>> START

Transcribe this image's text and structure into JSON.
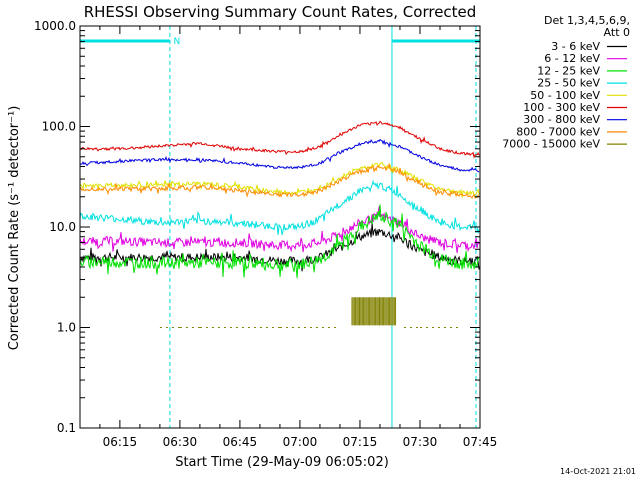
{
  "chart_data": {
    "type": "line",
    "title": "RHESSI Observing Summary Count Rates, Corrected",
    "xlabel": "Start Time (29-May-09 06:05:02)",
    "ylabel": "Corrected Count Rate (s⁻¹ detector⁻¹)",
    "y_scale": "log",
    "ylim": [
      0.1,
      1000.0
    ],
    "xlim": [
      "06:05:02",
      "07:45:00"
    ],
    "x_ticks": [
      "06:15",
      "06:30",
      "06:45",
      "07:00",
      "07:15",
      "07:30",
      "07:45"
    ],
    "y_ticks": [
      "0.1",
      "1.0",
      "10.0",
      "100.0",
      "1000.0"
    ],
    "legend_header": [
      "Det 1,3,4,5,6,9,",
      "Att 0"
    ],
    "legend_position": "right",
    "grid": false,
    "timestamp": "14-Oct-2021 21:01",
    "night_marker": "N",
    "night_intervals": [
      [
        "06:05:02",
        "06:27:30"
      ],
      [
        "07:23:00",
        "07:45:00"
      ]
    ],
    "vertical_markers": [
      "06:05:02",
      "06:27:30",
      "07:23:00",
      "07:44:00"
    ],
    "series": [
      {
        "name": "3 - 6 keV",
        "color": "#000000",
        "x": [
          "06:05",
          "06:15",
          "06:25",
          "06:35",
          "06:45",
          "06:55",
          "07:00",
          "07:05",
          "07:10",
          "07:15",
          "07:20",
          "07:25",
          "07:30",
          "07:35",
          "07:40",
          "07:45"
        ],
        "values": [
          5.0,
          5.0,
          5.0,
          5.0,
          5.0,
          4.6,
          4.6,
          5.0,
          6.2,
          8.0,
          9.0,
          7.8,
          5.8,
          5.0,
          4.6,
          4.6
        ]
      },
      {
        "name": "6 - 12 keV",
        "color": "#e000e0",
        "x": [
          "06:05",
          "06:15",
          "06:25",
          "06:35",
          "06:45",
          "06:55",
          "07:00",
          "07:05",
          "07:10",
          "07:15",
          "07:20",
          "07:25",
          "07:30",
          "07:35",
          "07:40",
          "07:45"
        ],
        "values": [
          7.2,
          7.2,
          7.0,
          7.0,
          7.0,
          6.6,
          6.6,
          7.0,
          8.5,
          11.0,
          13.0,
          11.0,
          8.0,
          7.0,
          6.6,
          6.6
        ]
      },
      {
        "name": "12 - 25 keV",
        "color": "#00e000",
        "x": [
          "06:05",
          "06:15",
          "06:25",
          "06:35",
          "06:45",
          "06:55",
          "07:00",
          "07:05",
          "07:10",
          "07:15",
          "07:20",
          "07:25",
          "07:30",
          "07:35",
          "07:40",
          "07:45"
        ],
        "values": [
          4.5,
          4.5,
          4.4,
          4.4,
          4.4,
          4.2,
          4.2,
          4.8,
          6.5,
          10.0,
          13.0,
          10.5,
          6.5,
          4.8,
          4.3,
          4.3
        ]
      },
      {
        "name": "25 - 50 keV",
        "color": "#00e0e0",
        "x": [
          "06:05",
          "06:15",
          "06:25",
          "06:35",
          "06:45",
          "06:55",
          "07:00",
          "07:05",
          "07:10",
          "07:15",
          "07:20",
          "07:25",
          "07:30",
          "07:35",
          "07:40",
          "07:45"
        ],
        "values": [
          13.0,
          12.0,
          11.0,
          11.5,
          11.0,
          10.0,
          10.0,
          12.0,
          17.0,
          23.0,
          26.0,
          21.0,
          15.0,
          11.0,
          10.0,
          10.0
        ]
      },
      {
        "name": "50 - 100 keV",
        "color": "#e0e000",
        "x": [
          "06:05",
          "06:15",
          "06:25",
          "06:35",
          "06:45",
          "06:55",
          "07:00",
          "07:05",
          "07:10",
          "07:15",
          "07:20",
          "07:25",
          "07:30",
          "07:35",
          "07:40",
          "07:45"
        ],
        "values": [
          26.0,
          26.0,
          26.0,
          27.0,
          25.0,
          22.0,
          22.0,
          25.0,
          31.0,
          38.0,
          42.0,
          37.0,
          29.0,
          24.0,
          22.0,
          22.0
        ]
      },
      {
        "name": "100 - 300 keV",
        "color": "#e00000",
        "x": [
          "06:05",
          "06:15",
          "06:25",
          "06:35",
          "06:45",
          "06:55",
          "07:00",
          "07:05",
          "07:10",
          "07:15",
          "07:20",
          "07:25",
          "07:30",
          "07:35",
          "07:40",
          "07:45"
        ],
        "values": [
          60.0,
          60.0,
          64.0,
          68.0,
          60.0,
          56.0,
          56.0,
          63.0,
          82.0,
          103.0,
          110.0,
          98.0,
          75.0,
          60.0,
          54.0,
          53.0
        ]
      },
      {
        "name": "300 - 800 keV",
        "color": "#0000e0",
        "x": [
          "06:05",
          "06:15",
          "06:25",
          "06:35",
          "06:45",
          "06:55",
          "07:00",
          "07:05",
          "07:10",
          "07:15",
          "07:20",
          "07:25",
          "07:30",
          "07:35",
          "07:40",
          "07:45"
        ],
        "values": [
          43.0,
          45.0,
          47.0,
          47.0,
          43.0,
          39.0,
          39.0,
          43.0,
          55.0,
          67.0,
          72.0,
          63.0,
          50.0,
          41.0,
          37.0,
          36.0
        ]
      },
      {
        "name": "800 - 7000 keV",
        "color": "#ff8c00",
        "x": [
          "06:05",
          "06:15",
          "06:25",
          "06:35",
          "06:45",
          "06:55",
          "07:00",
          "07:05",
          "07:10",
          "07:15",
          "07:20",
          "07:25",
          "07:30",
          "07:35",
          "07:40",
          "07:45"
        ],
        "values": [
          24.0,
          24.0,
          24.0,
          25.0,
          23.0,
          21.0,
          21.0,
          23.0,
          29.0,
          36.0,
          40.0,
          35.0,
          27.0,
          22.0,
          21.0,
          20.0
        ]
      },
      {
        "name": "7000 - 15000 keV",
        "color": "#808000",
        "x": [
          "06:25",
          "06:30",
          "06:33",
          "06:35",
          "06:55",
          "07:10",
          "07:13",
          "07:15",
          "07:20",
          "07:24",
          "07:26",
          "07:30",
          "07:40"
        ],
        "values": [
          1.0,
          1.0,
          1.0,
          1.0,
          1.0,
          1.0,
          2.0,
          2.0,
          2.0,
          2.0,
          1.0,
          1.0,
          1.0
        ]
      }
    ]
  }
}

>> END

- _WRITTEN REQUEST_
Repeat the lines above exactly, and keep every picture out.

- _COMPLETE OUTPUT_
Transcribe this image's text and structure into JSON.
{
  "chart_data": {
    "type": "line",
    "title": "RHESSI Observing Summary Count Rates, Corrected",
    "xlabel": "Start Time (29-May-09 06:05:02)",
    "ylabel": "Corrected Count Rate (s⁻¹ detector⁻¹)",
    "y_scale": "log",
    "ylim": [
      0.1,
      1000.0
    ],
    "xlim": [
      "06:05:02",
      "07:45:00"
    ],
    "x_ticks": [
      "06:15",
      "06:30",
      "06:45",
      "07:00",
      "07:15",
      "07:30",
      "07:45"
    ],
    "y_ticks": [
      "0.1",
      "1.0",
      "10.0",
      "100.0",
      "1000.0"
    ],
    "legend_header": [
      "Det 1,3,4,5,6,9,",
      "Att 0"
    ],
    "legend_position": "right",
    "grid": false,
    "timestamp": "14-Oct-2021 21:01",
    "night_marker": "N",
    "night_intervals": [
      [
        "06:05:02",
        "06:27:30"
      ],
      [
        "07:23:00",
        "07:45:00"
      ]
    ],
    "vertical_markers": [
      "06:05:02",
      "06:27:30",
      "07:23:00",
      "07:44:00"
    ],
    "series": [
      {
        "name": "3 - 6 keV",
        "color": "#000000",
        "x": [
          "06:05",
          "06:15",
          "06:25",
          "06:35",
          "06:45",
          "06:55",
          "07:00",
          "07:05",
          "07:10",
          "07:15",
          "07:20",
          "07:25",
          "07:30",
          "07:35",
          "07:40",
          "07:45"
        ],
        "values": [
          5.0,
          5.0,
          5.0,
          5.0,
          5.0,
          4.6,
          4.6,
          5.0,
          6.2,
          8.0,
          9.0,
          7.8,
          5.8,
          5.0,
          4.6,
          4.6
        ]
      },
      {
        "name": "6 - 12 keV",
        "color": "#e000e0",
        "x": [
          "06:05",
          "06:15",
          "06:25",
          "06:35",
          "06:45",
          "06:55",
          "07:00",
          "07:05",
          "07:10",
          "07:15",
          "07:20",
          "07:25",
          "07:30",
          "07:35",
          "07:40",
          "07:45"
        ],
        "values": [
          7.2,
          7.2,
          7.0,
          7.0,
          7.0,
          6.6,
          6.6,
          7.0,
          8.5,
          11.0,
          13.0,
          11.0,
          8.0,
          7.0,
          6.6,
          6.6
        ]
      },
      {
        "name": "12 - 25 keV",
        "color": "#00e000",
        "x": [
          "06:05",
          "06:15",
          "06:25",
          "06:35",
          "06:45",
          "06:55",
          "07:00",
          "07:05",
          "07:10",
          "07:15",
          "07:20",
          "07:25",
          "07:30",
          "07:35",
          "07:40",
          "07:45"
        ],
        "values": [
          4.5,
          4.5,
          4.4,
          4.4,
          4.4,
          4.2,
          4.2,
          4.8,
          6.5,
          10.0,
          13.0,
          10.5,
          6.5,
          4.8,
          4.3,
          4.3
        ]
      },
      {
        "name": "25 - 50 keV",
        "color": "#00e0e0",
        "x": [
          "06:05",
          "06:15",
          "06:25",
          "06:35",
          "06:45",
          "06:55",
          "07:00",
          "07:05",
          "07:10",
          "07:15",
          "07:20",
          "07:25",
          "07:30",
          "07:35",
          "07:40",
          "07:45"
        ],
        "values": [
          13.0,
          12.0,
          11.0,
          11.5,
          11.0,
          10.0,
          10.0,
          12.0,
          17.0,
          23.0,
          26.0,
          21.0,
          15.0,
          11.0,
          10.0,
          10.0
        ]
      },
      {
        "name": "50 - 100 keV",
        "color": "#e0e000",
        "x": [
          "06:05",
          "06:15",
          "06:25",
          "06:35",
          "06:45",
          "06:55",
          "07:00",
          "07:05",
          "07:10",
          "07:15",
          "07:20",
          "07:25",
          "07:30",
          "07:35",
          "07:40",
          "07:45"
        ],
        "values": [
          26.0,
          26.0,
          26.0,
          27.0,
          25.0,
          22.0,
          22.0,
          25.0,
          31.0,
          38.0,
          42.0,
          37.0,
          29.0,
          24.0,
          22.0,
          22.0
        ]
      },
      {
        "name": "100 - 300 keV",
        "color": "#e00000",
        "x": [
          "06:05",
          "06:15",
          "06:25",
          "06:35",
          "06:45",
          "06:55",
          "07:00",
          "07:05",
          "07:10",
          "07:15",
          "07:20",
          "07:25",
          "07:30",
          "07:35",
          "07:40",
          "07:45"
        ],
        "values": [
          60.0,
          60.0,
          64.0,
          68.0,
          60.0,
          56.0,
          56.0,
          63.0,
          82.0,
          103.0,
          110.0,
          98.0,
          75.0,
          60.0,
          54.0,
          53.0
        ]
      },
      {
        "name": "300 - 800 keV",
        "color": "#0000e0",
        "x": [
          "06:05",
          "06:15",
          "06:25",
          "06:35",
          "06:45",
          "06:55",
          "07:00",
          "07:05",
          "07:10",
          "07:15",
          "07:20",
          "07:25",
          "07:30",
          "07:35",
          "07:40",
          "07:45"
        ],
        "values": [
          43.0,
          45.0,
          47.0,
          47.0,
          43.0,
          39.0,
          39.0,
          43.0,
          55.0,
          67.0,
          72.0,
          63.0,
          50.0,
          41.0,
          37.0,
          36.0
        ]
      },
      {
        "name": "800 - 7000 keV",
        "color": "#ff8c00",
        "x": [
          "06:05",
          "06:15",
          "06:25",
          "06:35",
          "06:45",
          "06:55",
          "07:00",
          "07:05",
          "07:10",
          "07:15",
          "07:20",
          "07:25",
          "07:30",
          "07:35",
          "07:40",
          "07:45"
        ],
        "values": [
          24.0,
          24.0,
          24.0,
          25.0,
          23.0,
          21.0,
          21.0,
          23.0,
          29.0,
          36.0,
          40.0,
          35.0,
          27.0,
          22.0,
          21.0,
          20.0
        ]
      },
      {
        "name": "7000 - 15000 keV",
        "color": "#808000",
        "x": [
          "06:25",
          "06:30",
          "06:33",
          "06:35",
          "06:55",
          "07:10",
          "07:13",
          "07:15",
          "07:20",
          "07:24",
          "07:26",
          "07:30",
          "07:40"
        ],
        "values": [
          1.0,
          1.0,
          1.0,
          1.0,
          1.0,
          1.0,
          2.0,
          2.0,
          2.0,
          2.0,
          1.0,
          1.0,
          1.0
        ]
      }
    ]
  }
}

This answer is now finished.